*Exercise instructions*
Filter the listing and keep only the lines with the word "Vaihtoehto".

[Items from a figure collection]
§

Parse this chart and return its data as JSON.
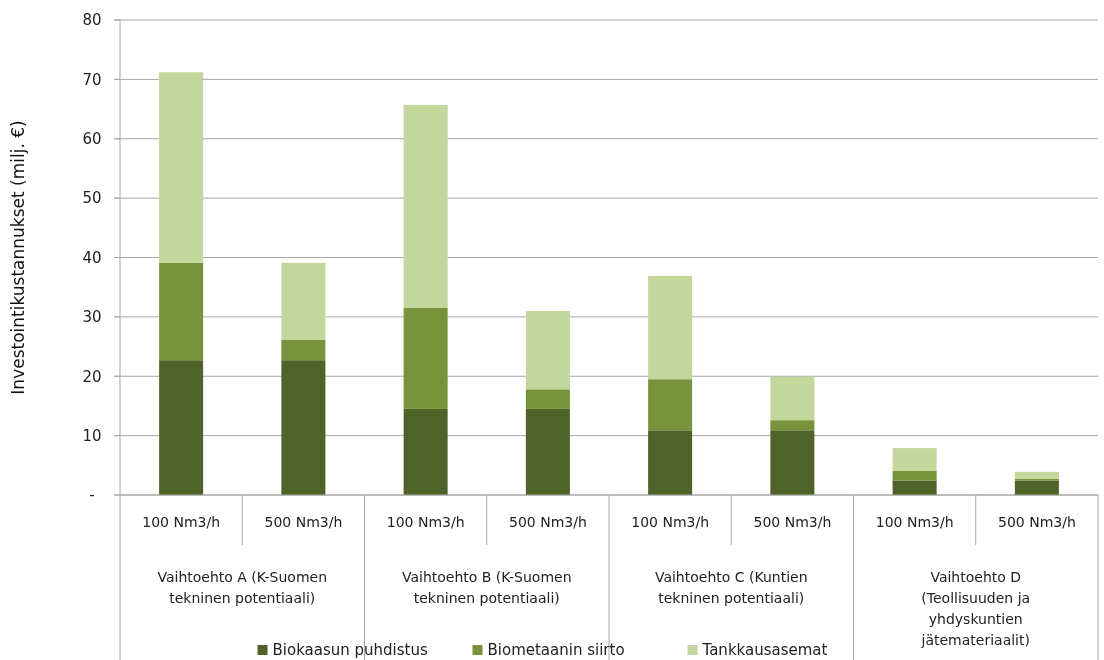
{
  "chart_data": {
    "type": "bar",
    "stacked": true,
    "ylabel": "Investointikustannukset (milj. €)",
    "categories": [
      "100 Nm3/h",
      "500 Nm3/h",
      "100 Nm3/h",
      "500 Nm3/h",
      "100 Nm3/h",
      "500 Nm3/h",
      "100 Nm3/h",
      "500 Nm3/h"
    ],
    "series": [
      {
        "name": "Biokaasun puhdistus",
        "color": "#4f6228",
        "values": [
          22.7,
          22.7,
          14.5,
          14.5,
          10.9,
          10.9,
          2.4,
          2.4
        ]
      },
      {
        "name": "Biometaanin siirto",
        "color": "#77933c",
        "values": [
          16.4,
          3.4,
          17.0,
          3.3,
          8.6,
          1.7,
          1.7,
          0.3
        ]
      },
      {
        "name": "Tankkausasemat",
        "color": "#c3d69b",
        "values": [
          32.1,
          13.0,
          34.2,
          13.2,
          17.4,
          7.3,
          3.8,
          1.2
        ]
      }
    ],
    "ylim": [
      0,
      80
    ],
    "yticks": [
      {
        "value": 0,
        "label": "-"
      },
      10,
      20,
      30,
      40,
      50,
      60,
      70,
      80
    ],
    "grid": "y",
    "legend": "bottom",
    "annotations": [
      "Vaihtoehto A (K-Suomen\ntekninen potentiaali)",
      "Vaihtoehto B (K-Suomen\ntekninen potentiaali)",
      "Vaihtoehto C (Kuntien\ntekninen potentiaali)",
      "Vaihtoehto D\n(Teollisuuden ja\nyhdyskuntien\njätemateriaalit)"
    ]
  }
}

§

*Exercise answer*
      "Vaihtoehto A (K-Suomen\ntekninen potentiaali)",
      "Vaihtoehto B (K-Suomen\ntekninen potentiaali)",
      "Vaihtoehto C (Kuntien\ntekninen potentiaali)",
      "Vaihtoehto D\n(Teollisuuden ja\nyhdyskuntien\njätemateriaalit)"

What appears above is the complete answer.